Problem details: Reproduce the whole listing, character for character.

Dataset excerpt

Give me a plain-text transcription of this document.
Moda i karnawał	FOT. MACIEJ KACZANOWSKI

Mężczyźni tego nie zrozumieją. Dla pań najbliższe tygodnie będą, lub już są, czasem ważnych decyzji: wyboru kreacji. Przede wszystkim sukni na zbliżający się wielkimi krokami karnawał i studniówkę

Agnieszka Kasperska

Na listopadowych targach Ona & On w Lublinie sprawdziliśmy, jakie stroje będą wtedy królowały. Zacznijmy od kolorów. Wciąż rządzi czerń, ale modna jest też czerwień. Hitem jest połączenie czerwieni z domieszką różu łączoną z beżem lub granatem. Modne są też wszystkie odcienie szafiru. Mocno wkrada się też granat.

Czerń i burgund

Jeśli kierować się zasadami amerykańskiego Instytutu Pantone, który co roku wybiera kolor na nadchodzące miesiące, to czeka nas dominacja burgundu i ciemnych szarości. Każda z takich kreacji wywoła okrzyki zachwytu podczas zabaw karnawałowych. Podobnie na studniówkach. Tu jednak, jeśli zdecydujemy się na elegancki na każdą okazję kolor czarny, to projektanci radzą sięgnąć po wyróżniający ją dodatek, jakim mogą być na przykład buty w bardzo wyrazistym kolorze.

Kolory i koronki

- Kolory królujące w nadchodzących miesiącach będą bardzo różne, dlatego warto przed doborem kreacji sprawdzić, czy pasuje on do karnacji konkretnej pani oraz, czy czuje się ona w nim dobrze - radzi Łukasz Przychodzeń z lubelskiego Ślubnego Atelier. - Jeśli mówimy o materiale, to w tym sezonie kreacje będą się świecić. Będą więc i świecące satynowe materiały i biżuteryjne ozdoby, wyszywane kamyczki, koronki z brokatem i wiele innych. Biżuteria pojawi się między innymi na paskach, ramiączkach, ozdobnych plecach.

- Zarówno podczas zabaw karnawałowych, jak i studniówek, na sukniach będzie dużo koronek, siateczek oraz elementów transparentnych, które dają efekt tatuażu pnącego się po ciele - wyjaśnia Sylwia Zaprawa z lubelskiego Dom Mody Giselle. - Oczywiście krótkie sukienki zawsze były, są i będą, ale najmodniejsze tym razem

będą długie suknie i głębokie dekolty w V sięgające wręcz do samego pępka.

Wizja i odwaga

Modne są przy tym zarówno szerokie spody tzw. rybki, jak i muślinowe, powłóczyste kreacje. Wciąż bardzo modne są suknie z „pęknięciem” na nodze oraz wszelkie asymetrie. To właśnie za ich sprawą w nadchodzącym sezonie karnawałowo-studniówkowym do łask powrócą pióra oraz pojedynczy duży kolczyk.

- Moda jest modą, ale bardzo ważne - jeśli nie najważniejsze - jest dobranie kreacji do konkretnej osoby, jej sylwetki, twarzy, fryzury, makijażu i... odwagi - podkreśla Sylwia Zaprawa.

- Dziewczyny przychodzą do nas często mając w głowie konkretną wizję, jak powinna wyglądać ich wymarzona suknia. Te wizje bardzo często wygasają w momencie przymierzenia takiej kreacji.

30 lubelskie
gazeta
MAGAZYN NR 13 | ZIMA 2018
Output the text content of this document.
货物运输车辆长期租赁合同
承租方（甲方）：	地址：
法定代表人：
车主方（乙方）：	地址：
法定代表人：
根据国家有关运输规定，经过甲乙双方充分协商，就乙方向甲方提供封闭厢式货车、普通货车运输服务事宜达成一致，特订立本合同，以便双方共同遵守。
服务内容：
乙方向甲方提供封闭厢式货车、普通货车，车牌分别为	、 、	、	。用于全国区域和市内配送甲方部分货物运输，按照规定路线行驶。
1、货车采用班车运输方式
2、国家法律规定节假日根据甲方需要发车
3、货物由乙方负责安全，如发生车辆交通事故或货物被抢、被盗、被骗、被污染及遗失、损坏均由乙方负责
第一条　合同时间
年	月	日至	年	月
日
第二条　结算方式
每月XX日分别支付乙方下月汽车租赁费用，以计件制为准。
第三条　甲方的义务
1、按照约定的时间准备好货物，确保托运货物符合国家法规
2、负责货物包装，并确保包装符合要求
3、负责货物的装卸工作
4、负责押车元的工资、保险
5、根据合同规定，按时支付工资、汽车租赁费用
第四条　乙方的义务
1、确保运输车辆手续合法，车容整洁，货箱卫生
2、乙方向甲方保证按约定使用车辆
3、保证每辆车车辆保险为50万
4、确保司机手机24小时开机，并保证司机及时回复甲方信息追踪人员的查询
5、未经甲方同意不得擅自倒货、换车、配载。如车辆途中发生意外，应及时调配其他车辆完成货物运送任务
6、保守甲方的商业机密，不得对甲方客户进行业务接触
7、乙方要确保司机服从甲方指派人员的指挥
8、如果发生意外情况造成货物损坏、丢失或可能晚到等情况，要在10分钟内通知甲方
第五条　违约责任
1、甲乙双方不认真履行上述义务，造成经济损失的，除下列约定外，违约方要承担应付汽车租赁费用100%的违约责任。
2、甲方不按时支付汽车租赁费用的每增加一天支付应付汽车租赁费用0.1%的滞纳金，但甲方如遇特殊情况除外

Worked answer:
Give me a plain-text transcription of this document.
Moda i karnawał	FOT. MACIEJ KACZANOWSKI

Mężczyźni tego nie zrozumieją. Dla pań najbliższe tygodnie będą, lub już są, czasem ważnych decyzji: wyboru kreacji. Przede wszystkim sukni na zbliżający się wielkimi krokami karnawał i studniówkę

Agnieszka Kasperska

Na listopadowych targach Ona & On w Lublinie sprawdziliśmy, jakie stroje będą wtedy królowały. Zacznijmy od kolorów. Wciąż rządzi czerń, ale modna jest też czerwień. Hitem jest połączenie czerwieni z domieszką różu łączoną z beżem lub granatem. Modne są też wszystkie odcienie szafiru. Mocno wkrada się też granat.

Czerń i burgund

Jeśli kierować się zasadami amerykańskiego Instytutu Pantone, który co roku wybiera kolor na nadchodzące miesiące, to czeka nas dominacja burgundu i ciemnych szarości. Każda z takich kreacji wywoła okrzyki zachwytu podczas zabaw karnawałowych. Podobnie na studniówkach. Tu jednak, jeśli zdecydujemy się na elegancki na każdą okazję kolor czarny, to projektanci radzą sięgnąć po wyróżniający ją dodatek, jakim mogą być na przykład buty w bardzo wyrazistym kolorze.

Kolory i koronki

- Kolory królujące w nadchodzących miesiącach będą bardzo różne, dlatego warto przed doborem kreacji sprawdzić, czy pasuje on do karnacji konkretnej pani oraz, czy czuje się ona w nim dobrze - radzi Łukasz Przychodzeń z lubelskiego Ślubnego Atelier. - Jeśli mówimy o materiale, to w tym sezonie kreacje będą się świecić. Będą więc i świecące satynowe materiały i biżuteryjne ozdoby, wyszywane kamyczki, koronki z brokatem i wiele innych. Biżuteria pojawi się między innymi na paskach, ramiączkach, ozdobnych plecach.

- Zarówno podczas zabaw karnawałowych, jak i studniówek, na sukniach będzie dużo koronek, siateczek oraz elementów transparentnych, które dają efekt tatuażu pnącego się po ciele - wyjaśnia Sylwia Zaprawa z lubelskiego Dom Mody Giselle. - Oczywiście krótkie sukienki zawsze były, są i będą, ale najmodniejsze tym razem

będą długie suknie i głębokie dekolty w V sięgające wręcz do samego pępka.

Wizja i odwaga

Modne są przy tym zarówno szerokie spody tzw. rybki, jak i muślinowe, powłóczyste kreacje. Wciąż bardzo modne są suknie z „pęknięciem” na nodze oraz wszelkie asymetrie. To właśnie za ich sprawą w nadchodzącym sezonie karnawałowo-studniówkowym do łask powrócą pióra oraz pojedynczy duży kolczyk.

- Moda jest modą, ale bardzo ważne - jeśli nie najważniejsze - jest dobranie kreacji do konkretnej osoby, jej sylwetki, twarzy, fryzury, makijażu i... odwagi - podkreśla Sylwia Zaprawa.

- Dziewczyny przychodzą do nas często mając w głowie konkretną wizję, jak powinna wyglądać ich wymarzona suknia. Te wizje bardzo często wygasają w momencie przymierzenia takiej kreacji.

30 lubelskie
gazeta
MAGAZYN NR 13 | ZIMA 2018
Output the text content of this document.
货物运输车辆长期租赁合同
承租方（甲方）：	地址：
法定代表人：
车主方（乙方）：	地址：
法定代表人：
根据国家有关运输规定，经过甲乙双方充分协商，就乙方向甲方提供封闭厢式货车、普通货车运输服务事宜达成一致，特订立本合同，以便双方共同遵守。
服务内容：
乙方向甲方提供封闭厢式货车、普通货车，车牌分别为	、 、	、	。用于全国区域和市内配送甲方部分货物运输，按照规定路线行驶。
1、货车采用班车运输方式
2、国家法律规定节假日根据甲方需要发车
3、货物由乙方负责安全，如发生车辆交通事故或货物被抢、被盗、被骗、被污染及遗失、损坏均由乙方负责
第一条　合同时间
年	月	日至	年	月
日
第二条　结算方式
每月XX日分别支付乙方下月汽车租赁费用，以计件制为准。
第三条　甲方的义务
1、按照约定的时间准备好货物，确保托运货物符合国家法规
2、负责货物包装，并确保包装符合要求
3、负责货物的装卸工作
4、负责押车元的工资、保险
5、根据合同规定，按时支付工资、汽车租赁费用
第四条　乙方的义务
1、确保运输车辆手续合法，车容整洁，货箱卫生
2、乙方向甲方保证按约定使用车辆
3、保证每辆车车辆保险为50万
4、确保司机手机24小时开机，并保证司机及时回复甲方信息追踪人员的查询
5、未经甲方同意不得擅自倒货、换车、配载。如车辆途中发生意外，应及时调配其他车辆完成货物运送任务
6、保守甲方的商业机密，不得对甲方客户进行业务接触
7、乙方要确保司机服从甲方指派人员的指挥
8、如果发生意外情况造成货物损坏、丢失或可能晚到等情况，要在10分钟内通知甲方
第五条　违约责任
1、甲乙双方不认真履行上述义务，造成经济损失的，除下列约定外，违约方要承担应付汽车租赁费用100%的违约责任。
2、甲方不按时支付汽车租赁费用的每增加一天支付应付汽车租赁费用0.1%的滞纳金，但甲方如遇特殊情况除外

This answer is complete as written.